◆ Given exercise
Copy every entry precisely.

::: Dataset

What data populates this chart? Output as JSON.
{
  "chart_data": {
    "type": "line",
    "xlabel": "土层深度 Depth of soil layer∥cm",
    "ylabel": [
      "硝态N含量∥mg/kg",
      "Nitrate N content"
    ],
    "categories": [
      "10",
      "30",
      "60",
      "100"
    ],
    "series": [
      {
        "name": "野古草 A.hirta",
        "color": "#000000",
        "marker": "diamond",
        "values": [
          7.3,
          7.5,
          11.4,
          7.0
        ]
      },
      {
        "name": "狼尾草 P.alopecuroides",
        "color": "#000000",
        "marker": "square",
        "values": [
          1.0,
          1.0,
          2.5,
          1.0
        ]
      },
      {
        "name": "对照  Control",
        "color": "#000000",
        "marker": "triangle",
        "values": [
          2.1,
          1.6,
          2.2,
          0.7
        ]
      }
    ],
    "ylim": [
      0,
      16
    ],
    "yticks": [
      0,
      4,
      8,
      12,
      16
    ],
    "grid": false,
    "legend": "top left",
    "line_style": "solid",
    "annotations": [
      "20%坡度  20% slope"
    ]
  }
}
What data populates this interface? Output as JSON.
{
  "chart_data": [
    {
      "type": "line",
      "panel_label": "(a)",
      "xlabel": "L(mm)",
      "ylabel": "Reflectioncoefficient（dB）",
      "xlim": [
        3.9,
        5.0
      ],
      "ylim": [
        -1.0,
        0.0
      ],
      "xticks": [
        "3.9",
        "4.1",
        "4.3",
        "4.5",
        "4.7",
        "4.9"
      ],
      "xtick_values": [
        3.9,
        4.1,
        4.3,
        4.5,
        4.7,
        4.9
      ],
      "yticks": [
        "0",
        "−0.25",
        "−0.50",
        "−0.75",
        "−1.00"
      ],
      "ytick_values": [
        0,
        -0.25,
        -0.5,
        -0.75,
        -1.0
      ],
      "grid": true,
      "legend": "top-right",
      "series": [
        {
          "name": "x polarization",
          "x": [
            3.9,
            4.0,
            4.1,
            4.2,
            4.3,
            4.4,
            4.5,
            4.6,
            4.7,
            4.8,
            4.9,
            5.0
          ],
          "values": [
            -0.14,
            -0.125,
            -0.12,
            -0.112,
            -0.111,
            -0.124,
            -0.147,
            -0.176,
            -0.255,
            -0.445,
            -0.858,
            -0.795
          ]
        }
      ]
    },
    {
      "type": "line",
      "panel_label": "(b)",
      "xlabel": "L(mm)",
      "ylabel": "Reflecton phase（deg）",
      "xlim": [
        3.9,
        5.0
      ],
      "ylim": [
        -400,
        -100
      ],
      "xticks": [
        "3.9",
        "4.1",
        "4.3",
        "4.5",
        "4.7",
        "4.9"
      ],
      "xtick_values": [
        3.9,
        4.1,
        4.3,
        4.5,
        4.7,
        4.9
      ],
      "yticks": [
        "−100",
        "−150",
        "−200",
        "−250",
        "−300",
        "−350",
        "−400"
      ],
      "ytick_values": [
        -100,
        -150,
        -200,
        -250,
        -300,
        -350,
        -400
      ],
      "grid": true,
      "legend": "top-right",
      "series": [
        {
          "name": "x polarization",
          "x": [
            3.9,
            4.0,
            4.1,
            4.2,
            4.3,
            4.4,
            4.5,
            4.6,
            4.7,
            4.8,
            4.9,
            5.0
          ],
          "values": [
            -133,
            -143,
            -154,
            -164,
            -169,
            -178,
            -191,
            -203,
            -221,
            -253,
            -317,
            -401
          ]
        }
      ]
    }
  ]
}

::::::

◆ Result of this task
What data populates this chart? Output as JSON.
{
  "chart_data": {
    "type": "line",
    "xlabel": "土层深度 Depth of soil layer∥cm",
    "ylabel": [
      "硝态N含量∥mg/kg",
      "Nitrate N content"
    ],
    "categories": [
      "10",
      "30",
      "60",
      "100"
    ],
    "series": [
      {
        "name": "野古草 A.hirta",
        "color": "#000000",
        "marker": "diamond",
        "values": [
          7.3,
          7.5,
          11.4,
          7.0
        ]
      },
      {
        "name": "狼尾草 P.alopecuroides",
        "color": "#000000",
        "marker": "square",
        "values": [
          1.0,
          1.0,
          2.5,
          1.0
        ]
      },
      {
        "name": "对照  Control",
        "color": "#000000",
        "marker": "triangle",
        "values": [
          2.1,
          1.6,
          2.2,
          0.7
        ]
      }
    ],
    "ylim": [
      0,
      16
    ],
    "yticks": [
      0,
      4,
      8,
      12,
      16
    ],
    "grid": false,
    "legend": "top left",
    "line_style": "solid",
    "annotations": [
      "20%坡度  20% slope"
    ]
  }
}
What data populates this interface? Output as JSON.
{
  "chart_data": [
    {
      "type": "line",
      "panel_label": "(a)",
      "xlabel": "L(mm)",
      "ylabel": "Reflectioncoefficient（dB）",
      "xlim": [
        3.9,
        5.0
      ],
      "ylim": [
        -1.0,
        0.0
      ],
      "xticks": [
        "3.9",
        "4.1",
        "4.3",
        "4.5",
        "4.7",
        "4.9"
      ],
      "xtick_values": [
        3.9,
        4.1,
        4.3,
        4.5,
        4.7,
        4.9
      ],
      "yticks": [
        "0",
        "−0.25",
        "−0.50",
        "−0.75",
        "−1.00"
      ],
      "ytick_values": [
        0,
        -0.25,
        -0.5,
        -0.75,
        -1.0
      ],
      "grid": true,
      "legend": "top-right",
      "series": [
        {
          "name": "x polarization",
          "x": [
            3.9,
            4.0,
            4.1,
            4.2,
            4.3,
            4.4,
            4.5,
            4.6,
            4.7,
            4.8,
            4.9,
            5.0
          ],
          "values": [
            -0.14,
            -0.125,
            -0.12,
            -0.112,
            -0.111,
            -0.124,
            -0.147,
            -0.176,
            -0.255,
            -0.445,
            -0.858,
            -0.795
          ]
        }
      ]
    },
    {
      "type": "line",
      "panel_label": "(b)",
      "xlabel": "L(mm)",
      "ylabel": "Reflecton phase（deg）",
      "xlim": [
        3.9,
        5.0
      ],
      "ylim": [
        -400,
        -100
      ],
      "xticks": [
        "3.9",
        "4.1",
        "4.3",
        "4.5",
        "4.7",
        "4.9"
      ],
      "xtick_values": [
        3.9,
        4.1,
        4.3,
        4.5,
        4.7,
        4.9
      ],
      "yticks": [
        "−100",
        "−150",
        "−200",
        "−250",
        "−300",
        "−350",
        "−400"
      ],
      "ytick_values": [
        -100,
        -150,
        -200,
        -250,
        -300,
        -350,
        -400
      ],
      "grid": true,
      "legend": "top-right",
      "series": [
        {
          "name": "x polarization",
          "x": [
            3.9,
            4.0,
            4.1,
            4.2,
            4.3,
            4.4,
            4.5,
            4.6,
            4.7,
            4.8,
            4.9,
            5.0
          ],
          "values": [
            -133,
            -143,
            -154,
            -164,
            -169,
            -178,
            -191,
            -203,
            -221,
            -253,
            -317,
            -401
          ]
        }
      ]
    }
  ]
}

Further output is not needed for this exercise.